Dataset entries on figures
────────────────

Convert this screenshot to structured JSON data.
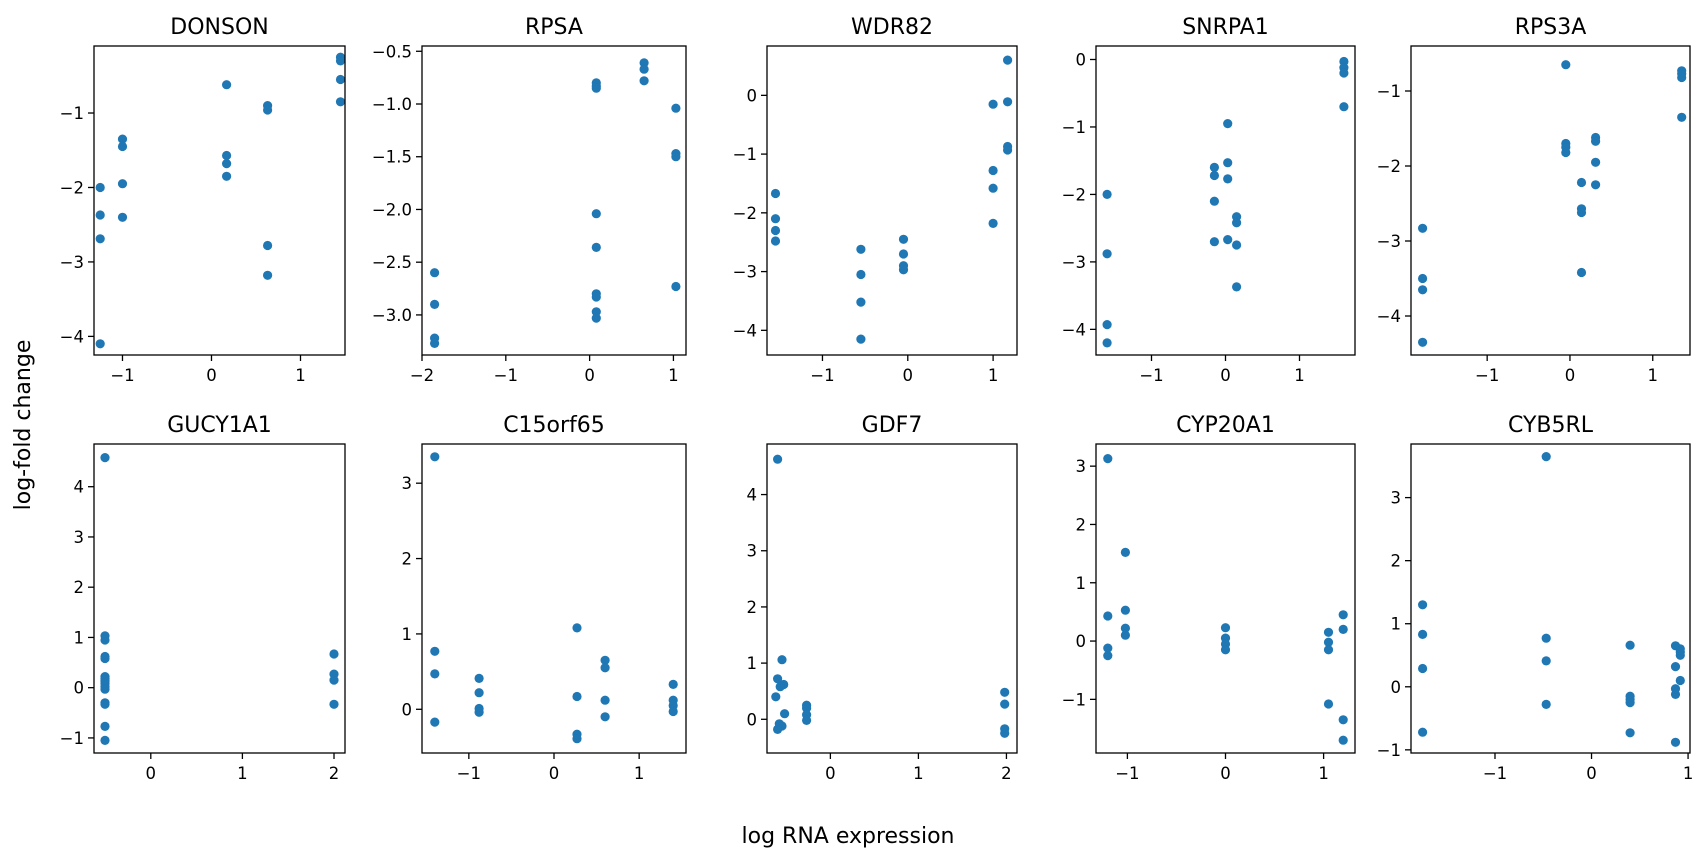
{
  "figure": {
    "xlabel": "log RNA expression",
    "ylabel": "log-fold change",
    "point_color": "#1f77b4"
  },
  "chart_data": [
    {
      "type": "scatter",
      "title": "DONSON",
      "xlim": [
        -1.32,
        1.5
      ],
      "ylim": [
        -4.25,
        -0.1
      ],
      "xticks": [
        -1,
        0,
        1
      ],
      "xtick_labels": [
        "−1",
        "0",
        "1"
      ],
      "yticks": [
        -4,
        -3,
        -2,
        -1
      ],
      "ytick_labels": [
        "−4",
        "−3",
        "−2",
        "−1"
      ],
      "x": [
        -1.25,
        -1.25,
        -1.25,
        -1.25,
        -1.0,
        -1.0,
        -1.0,
        -1.0,
        0.17,
        0.17,
        0.17,
        0.17,
        0.63,
        0.63,
        0.63,
        0.63,
        1.45,
        1.45,
        1.45,
        1.45
      ],
      "y": [
        -2.0,
        -2.37,
        -2.69,
        -4.1,
        -1.35,
        -1.45,
        -1.95,
        -2.4,
        -0.62,
        -1.57,
        -1.68,
        -1.85,
        -0.9,
        -0.96,
        -2.78,
        -3.18,
        -0.25,
        -0.3,
        -0.55,
        -0.85
      ]
    },
    {
      "type": "scatter",
      "title": "RPSA",
      "xlim": [
        -2.0,
        1.15
      ],
      "ylim": [
        -3.38,
        -0.45
      ],
      "xticks": [
        -2,
        -1,
        0,
        1
      ],
      "xtick_labels": [
        "−2",
        "−1",
        "0",
        "1"
      ],
      "yticks": [
        -3.0,
        -2.5,
        -2.0,
        -1.5,
        -1.0,
        -0.5
      ],
      "ytick_labels": [
        "−3.0",
        "−2.5",
        "−2.0",
        "−1.5",
        "−1.0",
        "−0.5"
      ],
      "x": [
        -1.85,
        -1.85,
        -1.85,
        -1.85,
        0.08,
        0.08,
        0.08,
        0.08,
        0.08,
        0.08,
        0.08,
        0.08,
        0.08,
        0.65,
        0.65,
        0.65,
        1.03,
        1.03,
        1.03,
        1.03
      ],
      "y": [
        -2.6,
        -2.9,
        -3.22,
        -3.27,
        -0.8,
        -0.83,
        -0.85,
        -2.04,
        -2.36,
        -2.8,
        -2.83,
        -2.97,
        -3.03,
        -0.61,
        -0.67,
        -0.78,
        -1.04,
        -1.47,
        -1.5,
        -2.73
      ]
    },
    {
      "type": "scatter",
      "title": "WDR82",
      "xlim": [
        -1.65,
        1.28
      ],
      "ylim": [
        -4.42,
        0.84
      ],
      "xticks": [
        -1,
        0,
        1
      ],
      "xtick_labels": [
        "−1",
        "0",
        "1"
      ],
      "yticks": [
        -4,
        -3,
        -2,
        -1,
        0
      ],
      "ytick_labels": [
        "−4",
        "−3",
        "−2",
        "−1",
        "0"
      ],
      "x": [
        -1.55,
        -1.55,
        -1.55,
        -1.55,
        -0.55,
        -0.55,
        -0.55,
        -0.55,
        -0.05,
        -0.05,
        -0.05,
        -0.05,
        1.0,
        1.0,
        1.0,
        1.0,
        1.17,
        1.17,
        1.17,
        1.17
      ],
      "y": [
        -1.67,
        -2.1,
        -2.3,
        -2.48,
        -2.62,
        -3.05,
        -3.52,
        -4.15,
        -2.45,
        -2.7,
        -2.9,
        -2.97,
        -0.15,
        -1.28,
        -1.58,
        -2.18,
        0.6,
        -0.11,
        -0.87,
        -0.93
      ]
    },
    {
      "type": "scatter",
      "title": "SNRPA1",
      "xlim": [
        -1.75,
        1.75
      ],
      "ylim": [
        -4.38,
        0.2
      ],
      "xticks": [
        -1,
        0,
        1
      ],
      "xtick_labels": [
        "−1",
        "0",
        "1"
      ],
      "yticks": [
        -4,
        -3,
        -2,
        -1,
        0
      ],
      "ytick_labels": [
        "−4",
        "−3",
        "−2",
        "−1",
        "0"
      ],
      "x": [
        -1.6,
        -1.6,
        -1.6,
        -1.6,
        -0.15,
        -0.15,
        -0.15,
        -0.15,
        0.03,
        0.03,
        0.03,
        0.03,
        0.15,
        0.15,
        0.15,
        0.15,
        1.6,
        1.6,
        1.6,
        1.6
      ],
      "y": [
        -2.0,
        -2.88,
        -3.93,
        -4.2,
        -1.6,
        -1.72,
        -2.1,
        -2.7,
        -0.95,
        -1.53,
        -1.77,
        -2.67,
        -2.33,
        -2.42,
        -2.75,
        -3.37,
        -0.03,
        -0.12,
        -0.2,
        -0.7
      ]
    },
    {
      "type": "scatter",
      "title": "RPS3A",
      "xlim": [
        -1.92,
        1.45
      ],
      "ylim": [
        -4.52,
        -0.4
      ],
      "xticks": [
        -1,
        0,
        1
      ],
      "xtick_labels": [
        "−1",
        "0",
        "1"
      ],
      "yticks": [
        -4,
        -3,
        -2,
        -1
      ],
      "ytick_labels": [
        "−4",
        "−3",
        "−2",
        "−1"
      ],
      "x": [
        -1.78,
        -1.78,
        -1.78,
        -1.78,
        -0.05,
        -0.05,
        -0.05,
        -0.05,
        0.14,
        0.14,
        0.14,
        0.14,
        0.31,
        0.31,
        0.31,
        0.31,
        1.35,
        1.35,
        1.35,
        1.35
      ],
      "y": [
        -2.83,
        -3.5,
        -3.65,
        -4.35,
        -0.65,
        -1.7,
        -1.75,
        -1.82,
        -2.22,
        -2.57,
        -2.62,
        -3.42,
        -1.62,
        -1.67,
        -1.95,
        -2.25,
        -0.73,
        -0.77,
        -0.82,
        -1.35
      ]
    },
    {
      "type": "scatter",
      "title": "GUCY1A1",
      "xlim": [
        -0.62,
        2.12
      ],
      "ylim": [
        -1.3,
        4.85
      ],
      "xticks": [
        0,
        1,
        2
      ],
      "xtick_labels": [
        "0",
        "1",
        "2"
      ],
      "yticks": [
        -1,
        0,
        1,
        2,
        3,
        4
      ],
      "ytick_labels": [
        "−1",
        "0",
        "1",
        "2",
        "3",
        "4"
      ],
      "x": [
        -0.5,
        -0.5,
        -0.5,
        -0.5,
        -0.5,
        -0.5,
        -0.5,
        -0.5,
        -0.5,
        -0.5,
        -0.5,
        -0.5,
        -0.5,
        -0.5,
        -0.5,
        -0.5,
        2.0,
        2.0,
        2.0,
        2.0
      ],
      "y": [
        4.58,
        1.03,
        0.95,
        0.62,
        0.58,
        0.22,
        0.18,
        0.12,
        0.08,
        0.02,
        -0.03,
        -0.3,
        -0.33,
        -0.77,
        -1.05,
        0.15,
        0.67,
        0.27,
        0.15,
        -0.33
      ]
    },
    {
      "type": "scatter",
      "title": "C15orf65",
      "xlim": [
        -1.55,
        1.55
      ],
      "ylim": [
        -0.58,
        3.52
      ],
      "xticks": [
        -1,
        0,
        1
      ],
      "xtick_labels": [
        "−1",
        "0",
        "1"
      ],
      "yticks": [
        0,
        1,
        2,
        3
      ],
      "ytick_labels": [
        "0",
        "1",
        "2",
        "3"
      ],
      "x": [
        -1.4,
        -1.4,
        -1.4,
        -1.4,
        -0.88,
        -0.88,
        -0.88,
        -0.88,
        0.27,
        0.27,
        0.27,
        0.27,
        0.6,
        0.6,
        0.6,
        0.6,
        1.4,
        1.4,
        1.4,
        1.4
      ],
      "y": [
        3.35,
        0.77,
        0.47,
        -0.17,
        0.41,
        0.22,
        0.01,
        -0.04,
        1.08,
        0.17,
        -0.33,
        -0.39,
        0.65,
        0.55,
        0.12,
        -0.1,
        0.33,
        0.12,
        0.05,
        -0.03
      ]
    },
    {
      "type": "scatter",
      "title": "GDF7",
      "xlim": [
        -0.72,
        2.12
      ],
      "ylim": [
        -0.6,
        4.9
      ],
      "xticks": [
        0,
        1,
        2
      ],
      "xtick_labels": [
        "0",
        "1",
        "2"
      ],
      "yticks": [
        0,
        1,
        2,
        3,
        4
      ],
      "ytick_labels": [
        "0",
        "1",
        "2",
        "3",
        "4"
      ],
      "x": [
        -0.6,
        -0.55,
        -0.6,
        -0.62,
        -0.53,
        -0.57,
        -0.52,
        -0.58,
        -0.55,
        -0.6,
        -0.27,
        -0.27,
        -0.27,
        -0.27,
        1.98,
        1.98,
        1.98,
        1.98
      ],
      "y": [
        4.63,
        1.06,
        0.72,
        0.4,
        0.62,
        0.58,
        0.1,
        -0.08,
        -0.12,
        -0.18,
        0.25,
        0.2,
        0.08,
        -0.02,
        0.48,
        0.27,
        -0.17,
        -0.25
      ]
    },
    {
      "type": "scatter",
      "title": "CYP20A1",
      "xlim": [
        -1.32,
        1.32
      ],
      "ylim": [
        -1.92,
        3.38
      ],
      "xticks": [
        -1,
        0,
        1
      ],
      "xtick_labels": [
        "−1",
        "0",
        "1"
      ],
      "yticks": [
        -1,
        0,
        1,
        2,
        3
      ],
      "ytick_labels": [
        "−1",
        "0",
        "1",
        "2",
        "3"
      ],
      "x": [
        -1.2,
        -1.2,
        -1.2,
        -1.2,
        -1.02,
        -1.02,
        -1.02,
        -1.02,
        0.0,
        0.0,
        0.0,
        0.0,
        1.05,
        1.05,
        1.05,
        1.05,
        1.2,
        1.2,
        1.2,
        1.2
      ],
      "y": [
        3.13,
        0.43,
        -0.12,
        -0.25,
        1.52,
        0.53,
        0.22,
        0.1,
        0.23,
        0.05,
        -0.05,
        -0.15,
        0.15,
        -0.02,
        -0.15,
        -1.08,
        0.45,
        0.2,
        -1.35,
        -1.7
      ]
    },
    {
      "type": "scatter",
      "title": "CYB5RL",
      "xlim": [
        -1.87,
        1.02
      ],
      "ylim": [
        -1.05,
        3.85
      ],
      "xticks": [
        -1,
        0,
        1
      ],
      "xtick_labels": [
        "−1",
        "0",
        "1"
      ],
      "yticks": [
        -1,
        0,
        1,
        2,
        3
      ],
      "ytick_labels": [
        "−1",
        "0",
        "1",
        "2",
        "3"
      ],
      "x": [
        -1.75,
        -1.75,
        -1.75,
        -1.75,
        -0.47,
        -0.47,
        -0.47,
        -0.47,
        0.4,
        0.4,
        0.4,
        0.4,
        0.4,
        0.87,
        0.87,
        0.87,
        0.87,
        0.92,
        0.92,
        0.92,
        0.92,
        0.87
      ],
      "y": [
        1.3,
        0.83,
        0.29,
        -0.72,
        3.65,
        0.77,
        0.41,
        -0.28,
        0.66,
        -0.15,
        -0.2,
        -0.25,
        -0.73,
        0.65,
        0.32,
        -0.12,
        -0.88,
        0.6,
        0.55,
        0.5,
        0.1,
        -0.03
      ]
    }
  ]
}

────────────────

Pick each line holding the word "title" out of the data and copy it.

      "title": "DONSON",
      "title": "RPSA",
      "title": "WDR82",
      "title": "SNRPA1",
      "title": "RPS3A",
      "title": "GUCY1A1",
      "title": "C15orf65",
      "title": "GDF7",
      "title": "CYP20A1",
      "title": "CYB5RL",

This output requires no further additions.